YOUR OBJECTIVE >>
Of the lines in these entries, how many contain the string "各部门的正职领导干部在中层以上干部会议上进行述廉"? Give the number and nothing else.
------ DATA SECTION ------
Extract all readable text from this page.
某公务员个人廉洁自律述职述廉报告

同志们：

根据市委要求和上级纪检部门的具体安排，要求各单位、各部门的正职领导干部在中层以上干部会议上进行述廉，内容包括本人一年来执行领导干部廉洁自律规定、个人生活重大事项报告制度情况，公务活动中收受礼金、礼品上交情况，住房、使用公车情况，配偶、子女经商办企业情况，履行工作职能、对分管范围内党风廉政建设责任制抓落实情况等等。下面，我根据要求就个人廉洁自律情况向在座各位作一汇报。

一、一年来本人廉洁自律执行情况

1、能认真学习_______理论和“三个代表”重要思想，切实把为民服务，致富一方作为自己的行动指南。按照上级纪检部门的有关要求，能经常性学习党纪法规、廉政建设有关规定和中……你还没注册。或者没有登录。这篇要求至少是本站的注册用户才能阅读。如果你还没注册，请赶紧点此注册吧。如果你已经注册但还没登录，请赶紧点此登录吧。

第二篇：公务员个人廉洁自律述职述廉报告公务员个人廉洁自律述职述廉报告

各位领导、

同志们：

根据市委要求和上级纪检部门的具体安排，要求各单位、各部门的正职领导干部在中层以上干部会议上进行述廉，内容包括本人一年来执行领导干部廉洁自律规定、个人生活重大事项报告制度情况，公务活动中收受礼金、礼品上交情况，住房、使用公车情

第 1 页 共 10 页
------
------ DATA SECTION ------
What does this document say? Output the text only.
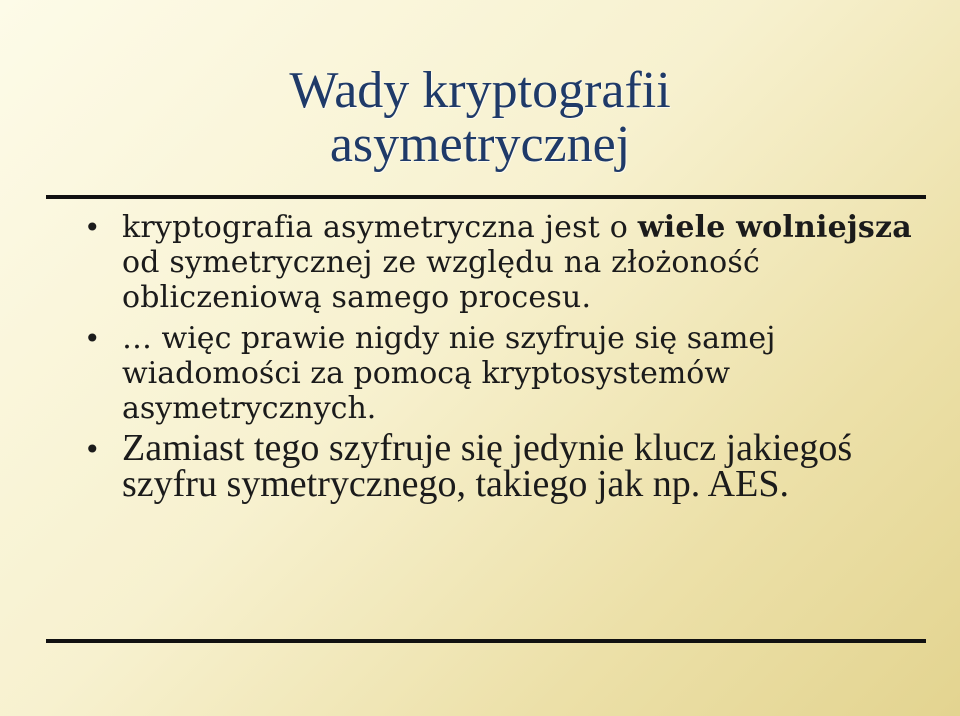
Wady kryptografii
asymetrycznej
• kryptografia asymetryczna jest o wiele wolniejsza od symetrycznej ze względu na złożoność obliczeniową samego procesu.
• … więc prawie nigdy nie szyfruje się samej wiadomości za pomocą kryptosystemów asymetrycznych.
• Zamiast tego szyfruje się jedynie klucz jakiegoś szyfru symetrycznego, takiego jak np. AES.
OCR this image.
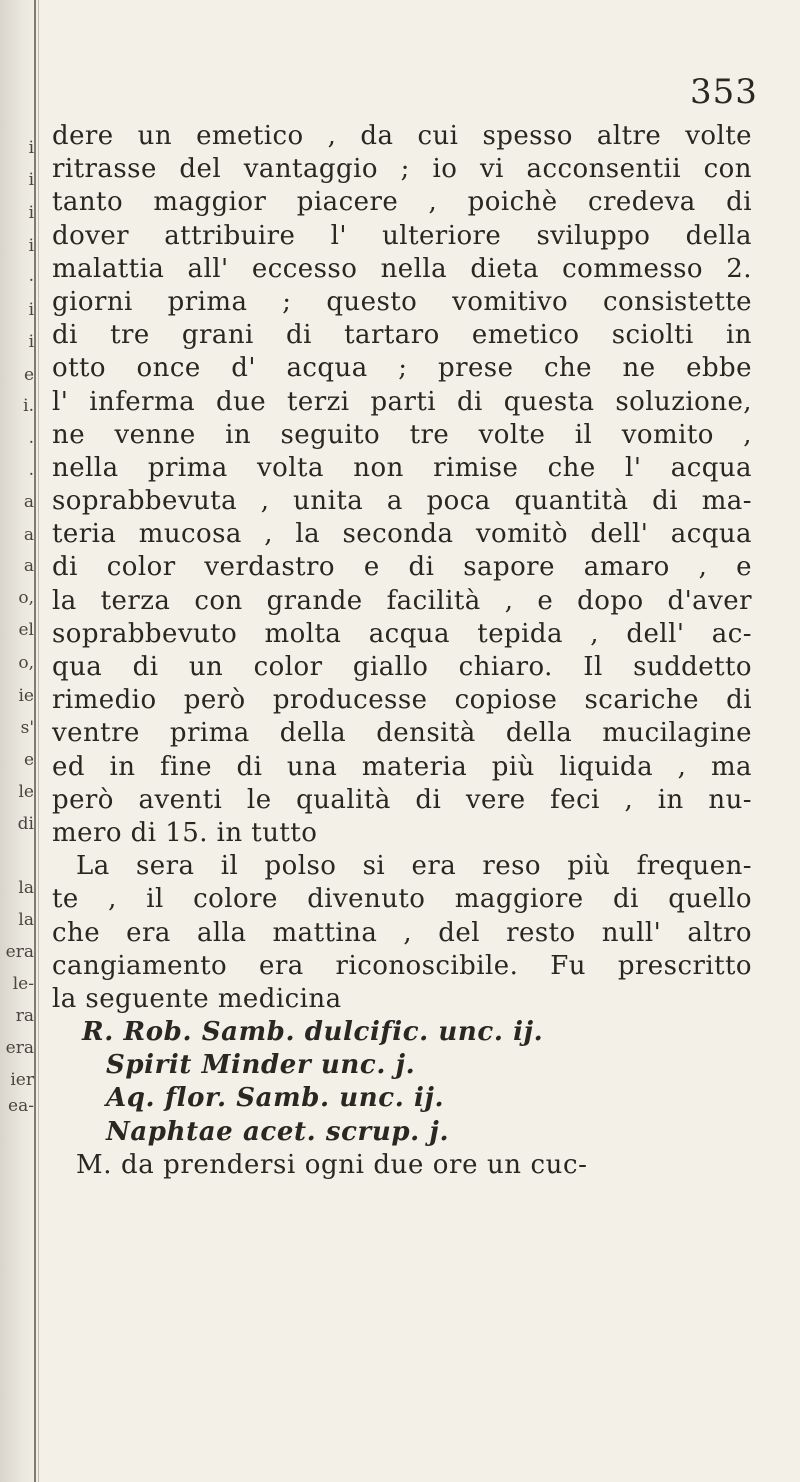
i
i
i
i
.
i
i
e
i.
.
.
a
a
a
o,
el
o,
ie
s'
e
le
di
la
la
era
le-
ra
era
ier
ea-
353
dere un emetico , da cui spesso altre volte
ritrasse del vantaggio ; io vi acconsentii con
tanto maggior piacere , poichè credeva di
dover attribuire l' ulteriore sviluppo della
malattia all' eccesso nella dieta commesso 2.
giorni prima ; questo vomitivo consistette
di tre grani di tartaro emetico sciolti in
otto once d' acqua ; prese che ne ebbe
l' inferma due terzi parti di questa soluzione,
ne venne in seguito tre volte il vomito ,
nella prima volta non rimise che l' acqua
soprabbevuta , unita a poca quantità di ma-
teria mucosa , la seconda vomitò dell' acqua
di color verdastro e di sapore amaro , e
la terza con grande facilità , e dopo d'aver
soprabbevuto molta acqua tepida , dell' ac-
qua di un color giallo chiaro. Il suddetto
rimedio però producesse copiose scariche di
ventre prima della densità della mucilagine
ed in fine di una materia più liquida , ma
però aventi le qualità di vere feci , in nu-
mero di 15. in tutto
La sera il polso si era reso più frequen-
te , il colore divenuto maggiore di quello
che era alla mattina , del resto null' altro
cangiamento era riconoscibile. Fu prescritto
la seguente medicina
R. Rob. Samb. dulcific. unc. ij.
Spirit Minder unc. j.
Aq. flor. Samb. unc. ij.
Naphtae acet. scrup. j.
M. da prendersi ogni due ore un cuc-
------
COMPLETE ANSWER >>
2